ENTRIES PROVIDED
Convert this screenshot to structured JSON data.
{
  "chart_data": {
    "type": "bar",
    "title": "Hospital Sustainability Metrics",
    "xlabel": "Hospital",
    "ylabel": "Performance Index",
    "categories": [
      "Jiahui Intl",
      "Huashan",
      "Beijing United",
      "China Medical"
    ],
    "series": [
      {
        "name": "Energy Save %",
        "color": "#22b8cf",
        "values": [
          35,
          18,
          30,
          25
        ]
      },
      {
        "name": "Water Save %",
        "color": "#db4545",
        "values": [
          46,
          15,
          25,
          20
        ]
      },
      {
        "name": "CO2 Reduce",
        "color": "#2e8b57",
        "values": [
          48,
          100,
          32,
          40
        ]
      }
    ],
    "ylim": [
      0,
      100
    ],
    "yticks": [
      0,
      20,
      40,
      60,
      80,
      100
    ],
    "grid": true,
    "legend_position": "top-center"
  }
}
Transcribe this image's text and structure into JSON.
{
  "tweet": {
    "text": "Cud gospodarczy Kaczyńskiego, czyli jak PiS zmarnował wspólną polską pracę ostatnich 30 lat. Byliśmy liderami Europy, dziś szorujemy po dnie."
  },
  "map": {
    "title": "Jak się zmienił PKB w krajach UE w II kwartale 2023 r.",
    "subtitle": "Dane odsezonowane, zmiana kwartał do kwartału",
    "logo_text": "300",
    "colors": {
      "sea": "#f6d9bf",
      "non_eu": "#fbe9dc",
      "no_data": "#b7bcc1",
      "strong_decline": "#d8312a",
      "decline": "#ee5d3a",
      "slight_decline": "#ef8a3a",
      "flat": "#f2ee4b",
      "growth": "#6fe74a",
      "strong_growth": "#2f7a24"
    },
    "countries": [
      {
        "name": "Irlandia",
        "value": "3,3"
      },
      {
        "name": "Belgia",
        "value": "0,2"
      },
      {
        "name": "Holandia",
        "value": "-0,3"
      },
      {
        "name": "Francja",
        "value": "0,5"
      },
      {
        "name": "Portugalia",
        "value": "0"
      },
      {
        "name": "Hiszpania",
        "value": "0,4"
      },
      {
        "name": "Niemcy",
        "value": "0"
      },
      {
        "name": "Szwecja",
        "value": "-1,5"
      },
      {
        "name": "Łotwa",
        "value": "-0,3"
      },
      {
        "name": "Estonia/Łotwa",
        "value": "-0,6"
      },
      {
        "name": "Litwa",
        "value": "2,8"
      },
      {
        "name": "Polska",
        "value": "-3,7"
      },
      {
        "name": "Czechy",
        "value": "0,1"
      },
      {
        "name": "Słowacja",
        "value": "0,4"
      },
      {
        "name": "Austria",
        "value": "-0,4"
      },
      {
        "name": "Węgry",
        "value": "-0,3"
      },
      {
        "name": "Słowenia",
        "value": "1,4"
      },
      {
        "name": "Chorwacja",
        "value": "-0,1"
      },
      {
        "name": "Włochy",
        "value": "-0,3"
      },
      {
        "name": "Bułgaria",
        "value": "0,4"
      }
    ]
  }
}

THE REQUEST
Extract all of the material exactly as it is written.

EXERCISE RESULT
Convert this screenshot to structured JSON data.
{
  "chart_data": {
    "type": "bar",
    "title": "Hospital Sustainability Metrics",
    "xlabel": "Hospital",
    "ylabel": "Performance Index",
    "categories": [
      "Jiahui Intl",
      "Huashan",
      "Beijing United",
      "China Medical"
    ],
    "series": [
      {
        "name": "Energy Save %",
        "color": "#22b8cf",
        "values": [
          35,
          18,
          30,
          25
        ]
      },
      {
        "name": "Water Save %",
        "color": "#db4545",
        "values": [
          46,
          15,
          25,
          20
        ]
      },
      {
        "name": "CO2 Reduce",
        "color": "#2e8b57",
        "values": [
          48,
          100,
          32,
          40
        ]
      }
    ],
    "ylim": [
      0,
      100
    ],
    "yticks": [
      0,
      20,
      40,
      60,
      80,
      100
    ],
    "grid": true,
    "legend_position": "top-center"
  }
}
Transcribe this image's text and structure into JSON.
{
  "tweet": {
    "text": "Cud gospodarczy Kaczyńskiego, czyli jak PiS zmarnował wspólną polską pracę ostatnich 30 lat. Byliśmy liderami Europy, dziś szorujemy po dnie."
  },
  "map": {
    "title": "Jak się zmienił PKB w krajach UE w II kwartale 2023 r.",
    "subtitle": "Dane odsezonowane, zmiana kwartał do kwartału",
    "logo_text": "300",
    "colors": {
      "sea": "#f6d9bf",
      "non_eu": "#fbe9dc",
      "no_data": "#b7bcc1",
      "strong_decline": "#d8312a",
      "decline": "#ee5d3a",
      "slight_decline": "#ef8a3a",
      "flat": "#f2ee4b",
      "growth": "#6fe74a",
      "strong_growth": "#2f7a24"
    },
    "countries": [
      {
        "name": "Irlandia",
        "value": "3,3"
      },
      {
        "name": "Belgia",
        "value": "0,2"
      },
      {
        "name": "Holandia",
        "value": "-0,3"
      },
      {
        "name": "Francja",
        "value": "0,5"
      },
      {
        "name": "Portugalia",
        "value": "0"
      },
      {
        "name": "Hiszpania",
        "value": "0,4"
      },
      {
        "name": "Niemcy",
        "value": "0"
      },
      {
        "name": "Szwecja",
        "value": "-1,5"
      },
      {
        "name": "Łotwa",
        "value": "-0,3"
      },
      {
        "name": "Estonia/Łotwa",
        "value": "-0,6"
      },
      {
        "name": "Litwa",
        "value": "2,8"
      },
      {
        "name": "Polska",
        "value": "-3,7"
      },
      {
        "name": "Czechy",
        "value": "0,1"
      },
      {
        "name": "Słowacja",
        "value": "0,4"
      },
      {
        "name": "Austria",
        "value": "-0,4"
      },
      {
        "name": "Węgry",
        "value": "-0,3"
      },
      {
        "name": "Słowenia",
        "value": "1,4"
      },
      {
        "name": "Chorwacja",
        "value": "-0,1"
      },
      {
        "name": "Włochy",
        "value": "-0,3"
      },
      {
        "name": "Bułgaria",
        "value": "0,4"
      }
    ]
  }
}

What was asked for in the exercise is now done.